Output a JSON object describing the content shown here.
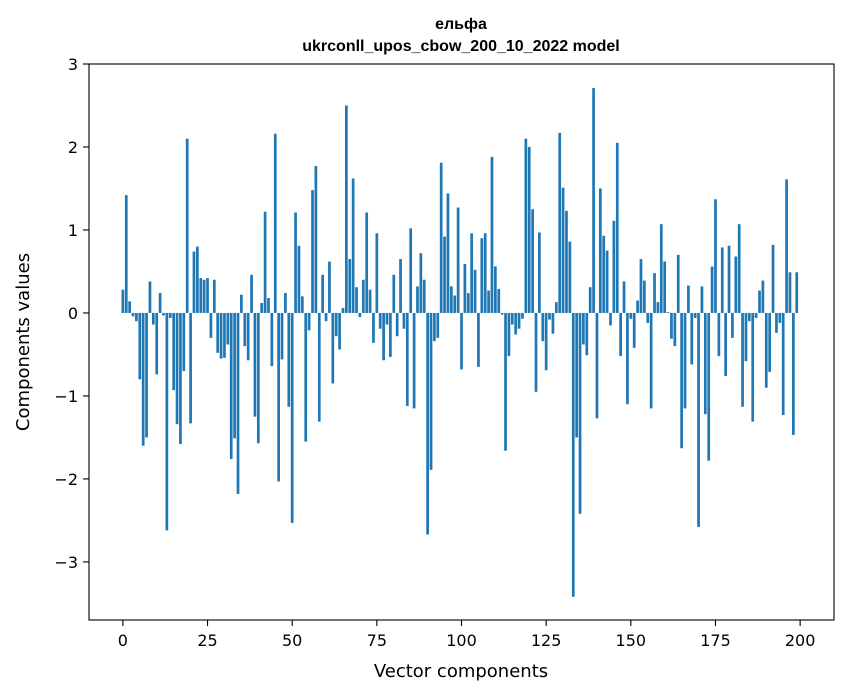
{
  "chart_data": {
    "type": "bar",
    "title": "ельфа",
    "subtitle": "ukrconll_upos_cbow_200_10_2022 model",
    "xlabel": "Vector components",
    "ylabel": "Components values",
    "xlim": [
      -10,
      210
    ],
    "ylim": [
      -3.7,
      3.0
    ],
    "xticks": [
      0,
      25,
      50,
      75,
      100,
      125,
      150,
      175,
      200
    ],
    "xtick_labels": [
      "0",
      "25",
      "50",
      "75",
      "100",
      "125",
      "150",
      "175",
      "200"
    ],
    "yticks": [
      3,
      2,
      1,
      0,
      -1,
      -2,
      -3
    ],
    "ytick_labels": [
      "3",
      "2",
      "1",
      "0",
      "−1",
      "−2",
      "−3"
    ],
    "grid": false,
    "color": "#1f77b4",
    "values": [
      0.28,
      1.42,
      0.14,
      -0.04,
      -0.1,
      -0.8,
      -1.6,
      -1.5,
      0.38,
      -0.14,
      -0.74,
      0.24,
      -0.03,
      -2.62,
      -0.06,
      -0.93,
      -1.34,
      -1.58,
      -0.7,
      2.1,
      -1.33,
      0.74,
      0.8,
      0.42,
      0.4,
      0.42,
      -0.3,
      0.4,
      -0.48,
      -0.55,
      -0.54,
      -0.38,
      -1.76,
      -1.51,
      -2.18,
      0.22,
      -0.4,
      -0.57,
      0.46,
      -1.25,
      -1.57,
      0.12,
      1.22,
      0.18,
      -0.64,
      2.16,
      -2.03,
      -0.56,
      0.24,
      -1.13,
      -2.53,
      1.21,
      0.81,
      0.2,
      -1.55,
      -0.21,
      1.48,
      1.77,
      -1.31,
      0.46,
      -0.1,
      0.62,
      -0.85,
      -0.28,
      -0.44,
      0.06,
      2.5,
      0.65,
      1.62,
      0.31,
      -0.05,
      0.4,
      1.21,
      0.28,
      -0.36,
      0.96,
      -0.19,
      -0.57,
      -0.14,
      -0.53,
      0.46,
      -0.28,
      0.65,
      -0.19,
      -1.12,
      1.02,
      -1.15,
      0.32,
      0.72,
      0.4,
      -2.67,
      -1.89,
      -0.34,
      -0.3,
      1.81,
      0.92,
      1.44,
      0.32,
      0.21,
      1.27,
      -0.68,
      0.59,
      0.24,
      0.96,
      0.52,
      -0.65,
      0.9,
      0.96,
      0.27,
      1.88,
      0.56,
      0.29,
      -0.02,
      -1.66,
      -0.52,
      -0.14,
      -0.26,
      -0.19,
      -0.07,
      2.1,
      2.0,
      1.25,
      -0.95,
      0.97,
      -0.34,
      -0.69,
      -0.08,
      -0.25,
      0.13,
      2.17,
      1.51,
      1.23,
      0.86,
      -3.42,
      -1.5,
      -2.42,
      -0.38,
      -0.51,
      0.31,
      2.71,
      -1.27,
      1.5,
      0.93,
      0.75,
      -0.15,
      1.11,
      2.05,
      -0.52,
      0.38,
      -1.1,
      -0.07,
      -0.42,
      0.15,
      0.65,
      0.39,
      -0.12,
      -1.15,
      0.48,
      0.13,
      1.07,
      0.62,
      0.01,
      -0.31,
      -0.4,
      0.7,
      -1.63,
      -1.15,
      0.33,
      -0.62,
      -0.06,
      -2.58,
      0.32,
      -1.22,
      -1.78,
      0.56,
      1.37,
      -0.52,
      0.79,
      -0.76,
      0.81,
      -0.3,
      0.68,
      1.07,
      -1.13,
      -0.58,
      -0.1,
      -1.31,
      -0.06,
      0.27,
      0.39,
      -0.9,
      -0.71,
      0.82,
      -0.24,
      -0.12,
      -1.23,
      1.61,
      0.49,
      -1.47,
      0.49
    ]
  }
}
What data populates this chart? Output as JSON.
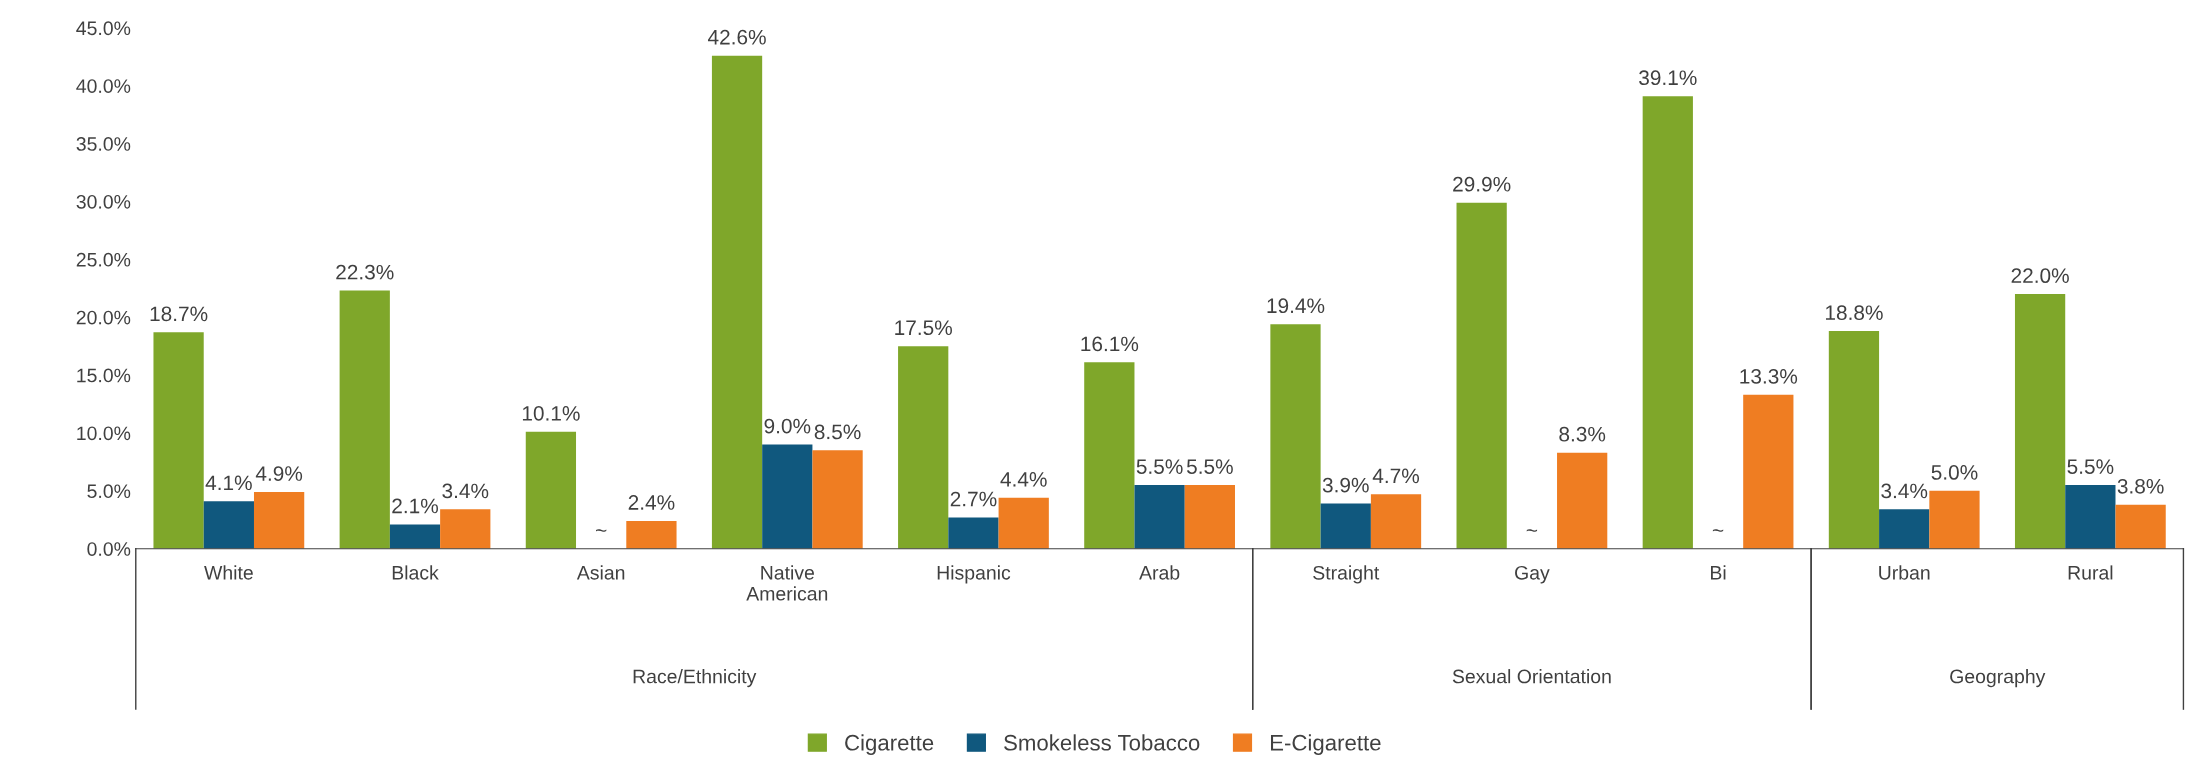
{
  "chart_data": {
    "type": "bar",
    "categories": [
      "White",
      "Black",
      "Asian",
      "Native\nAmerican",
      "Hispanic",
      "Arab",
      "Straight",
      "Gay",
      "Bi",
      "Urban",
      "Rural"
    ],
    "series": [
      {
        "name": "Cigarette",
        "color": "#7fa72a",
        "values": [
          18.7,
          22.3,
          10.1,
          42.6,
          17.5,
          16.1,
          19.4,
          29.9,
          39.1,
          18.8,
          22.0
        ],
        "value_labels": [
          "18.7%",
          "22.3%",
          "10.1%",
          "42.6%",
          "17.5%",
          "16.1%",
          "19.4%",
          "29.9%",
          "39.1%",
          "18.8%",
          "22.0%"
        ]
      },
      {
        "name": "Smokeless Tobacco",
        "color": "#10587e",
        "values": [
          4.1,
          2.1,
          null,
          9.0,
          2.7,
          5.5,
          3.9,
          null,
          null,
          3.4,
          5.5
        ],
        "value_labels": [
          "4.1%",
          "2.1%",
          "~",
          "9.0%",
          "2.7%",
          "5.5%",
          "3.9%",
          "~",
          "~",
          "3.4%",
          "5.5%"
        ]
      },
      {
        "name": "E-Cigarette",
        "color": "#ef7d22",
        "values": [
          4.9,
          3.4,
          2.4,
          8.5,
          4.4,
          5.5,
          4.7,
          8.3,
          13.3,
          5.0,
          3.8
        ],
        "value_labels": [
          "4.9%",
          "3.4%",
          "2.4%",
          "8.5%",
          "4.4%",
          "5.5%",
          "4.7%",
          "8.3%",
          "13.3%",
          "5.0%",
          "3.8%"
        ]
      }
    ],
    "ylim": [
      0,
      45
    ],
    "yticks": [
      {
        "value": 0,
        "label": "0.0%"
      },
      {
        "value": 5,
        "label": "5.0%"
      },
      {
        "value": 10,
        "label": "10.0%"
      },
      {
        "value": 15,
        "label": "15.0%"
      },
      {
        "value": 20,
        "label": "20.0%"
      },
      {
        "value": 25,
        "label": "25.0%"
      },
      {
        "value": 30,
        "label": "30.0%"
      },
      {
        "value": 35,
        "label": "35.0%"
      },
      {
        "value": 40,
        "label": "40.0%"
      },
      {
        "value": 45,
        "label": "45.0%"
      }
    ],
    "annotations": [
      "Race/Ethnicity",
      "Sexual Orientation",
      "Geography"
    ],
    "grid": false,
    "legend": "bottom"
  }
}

--------------------

[What the task requires]: Repeat the lines above exactly, and keep every picture out.

[Answer]:
Output a JSON object describing the content shown here.
{
  "chart_data": {
    "type": "bar",
    "title": "ельфа",
    "subtitle": "ukrconll_upos_cbow_200_10_2022 model",
    "xlabel": "Vector components",
    "ylabel": "Components values",
    "xlim": [
      -10,
      210
    ],
    "ylim": [
      -3.7,
      3.0
    ],
    "xticks": [
      0,
      25,
      50,
      75,
      100,
      125,
      150,
      175,
      200
    ],
    "xtick_labels": [
      "0",
      "25",
      "50",
      "75",
      "100",
      "125",
      "150",
      "175",
      "200"
    ],
    "yticks": [
      3,
      2,
      1,
      0,
      -1,
      -2,
      -3
    ],
    "ytick_labels": [
      "3",
      "2",
      "1",
      "0",
      "−1",
      "−2",
      "−3"
    ],
    "grid": false,
    "color": "#1f77b4",
    "values": [
      0.28,
      1.42,
      0.14,
      -0.04,
      -0.1,
      -0.8,
      -1.6,
      -1.5,
      0.38,
      -0.14,
      -0.74,
      0.24,
      -0.03,
      -2.62,
      -0.06,
      -0.93,
      -1.34,
      -1.58,
      -0.7,
      2.1,
      -1.33,
      0.74,
      0.8,
      0.42,
      0.4,
      0.42,
      -0.3,
      0.4,
      -0.48,
      -0.55,
      -0.54,
      -0.38,
      -1.76,
      -1.51,
      -2.18,
      0.22,
      -0.4,
      -0.57,
      0.46,
      -1.25,
      -1.57,
      0.12,
      1.22,
      0.18,
      -0.64,
      2.16,
      -2.03,
      -0.56,
      0.24,
      -1.13,
      -2.53,
      1.21,
      0.81,
      0.2,
      -1.55,
      -0.21,
      1.48,
      1.77,
      -1.31,
      0.46,
      -0.1,
      0.62,
      -0.85,
      -0.28,
      -0.44,
      0.06,
      2.5,
      0.65,
      1.62,
      0.31,
      -0.05,
      0.4,
      1.21,
      0.28,
      -0.36,
      0.96,
      -0.19,
      -0.57,
      -0.14,
      -0.53,
      0.46,
      -0.28,
      0.65,
      -0.19,
      -1.12,
      1.02,
      -1.15,
      0.32,
      0.72,
      0.4,
      -2.67,
      -1.89,
      -0.34,
      -0.3,
      1.81,
      0.92,
      1.44,
      0.32,
      0.21,
      1.27,
      -0.68,
      0.59,
      0.24,
      0.96,
      0.52,
      -0.65,
      0.9,
      0.96,
      0.27,
      1.88,
      0.56,
      0.29,
      -0.02,
      -1.66,
      -0.52,
      -0.14,
      -0.26,
      -0.19,
      -0.07,
      2.1,
      2.0,
      1.25,
      -0.95,
      0.97,
      -0.34,
      -0.69,
      -0.08,
      -0.25,
      0.13,
      2.17,
      1.51,
      1.23,
      0.86,
      -3.42,
      -1.5,
      -2.42,
      -0.38,
      -0.51,
      0.31,
      2.71,
      -1.27,
      1.5,
      0.93,
      0.75,
      -0.15,
      1.11,
      2.05,
      -0.52,
      0.38,
      -1.1,
      -0.07,
      -0.42,
      0.15,
      0.65,
      0.39,
      -0.12,
      -1.15,
      0.48,
      0.13,
      1.07,
      0.62,
      0.01,
      -0.31,
      -0.4,
      0.7,
      -1.63,
      -1.15,
      0.33,
      -0.62,
      -0.06,
      -2.58,
      0.32,
      -1.22,
      -1.78,
      0.56,
      1.37,
      -0.52,
      0.79,
      -0.76,
      0.81,
      -0.3,
      0.68,
      1.07,
      -1.13,
      -0.58,
      -0.1,
      -1.31,
      -0.06,
      0.27,
      0.39,
      -0.9,
      -0.71,
      0.82,
      -0.24,
      -0.12,
      -1.23,
      1.61,
      0.49,
      -1.47,
      0.49
    ]
  }
}
What data populates this chart? Output as JSON.
{
  "chart_data": {
    "type": "bar",
    "categories": [
      "White",
      "Black",
      "Asian",
      "Native\nAmerican",
      "Hispanic",
      "Arab",
      "Straight",
      "Gay",
      "Bi",
      "Urban",
      "Rural"
    ],
    "series": [
      {
        "name": "Cigarette",
        "color": "#7fa72a",
        "values": [
          18.7,
          22.3,
          10.1,
          42.6,
          17.5,
          16.1,
          19.4,
          29.9,
          39.1,
          18.8,
          22.0
        ],
        "value_labels": [
          "18.7%",
          "22.3%",
          "10.1%",
          "42.6%",
          "17.5%",
          "16.1%",
          "19.4%",
          "29.9%",
          "39.1%",
          "18.8%",
          "22.0%"
        ]
      },
      {
        "name": "Smokeless Tobacco",
        "color": "#10587e",
        "values": [
          4.1,
          2.1,
          null,
          9.0,
          2.7,
          5.5,
          3.9,
          null,
          null,
          3.4,
          5.5
        ],
        "value_labels": [
          "4.1%",
          "2.1%",
          "~",
          "9.0%",
          "2.7%",
          "5.5%",
          "3.9%",
          "~",
          "~",
          "3.4%",
          "5.5%"
        ]
      },
      {
        "name": "E-Cigarette",
        "color": "#ef7d22",
        "values": [
          4.9,
          3.4,
          2.4,
          8.5,
          4.4,
          5.5,
          4.7,
          8.3,
          13.3,
          5.0,
          3.8
        ],
        "value_labels": [
          "4.9%",
          "3.4%",
          "2.4%",
          "8.5%",
          "4.4%",
          "5.5%",
          "4.7%",
          "8.3%",
          "13.3%",
          "5.0%",
          "3.8%"
        ]
      }
    ],
    "ylim": [
      0,
      45
    ],
    "yticks": [
      {
        "value": 0,
        "label": "0.0%"
      },
      {
        "value": 5,
        "label": "5.0%"
      },
      {
        "value": 10,
        "label": "10.0%"
      },
      {
        "value": 15,
        "label": "15.0%"
      },
      {
        "value": 20,
        "label": "20.0%"
      },
      {
        "value": 25,
        "label": "25.0%"
      },
      {
        "value": 30,
        "label": "30.0%"
      },
      {
        "value": 35,
        "label": "35.0%"
      },
      {
        "value": 40,
        "label": "40.0%"
      },
      {
        "value": 45,
        "label": "45.0%"
      }
    ],
    "annotations": [
      "Race/Ethnicity",
      "Sexual Orientation",
      "Geography"
    ],
    "grid": false,
    "legend": "bottom"
  }
}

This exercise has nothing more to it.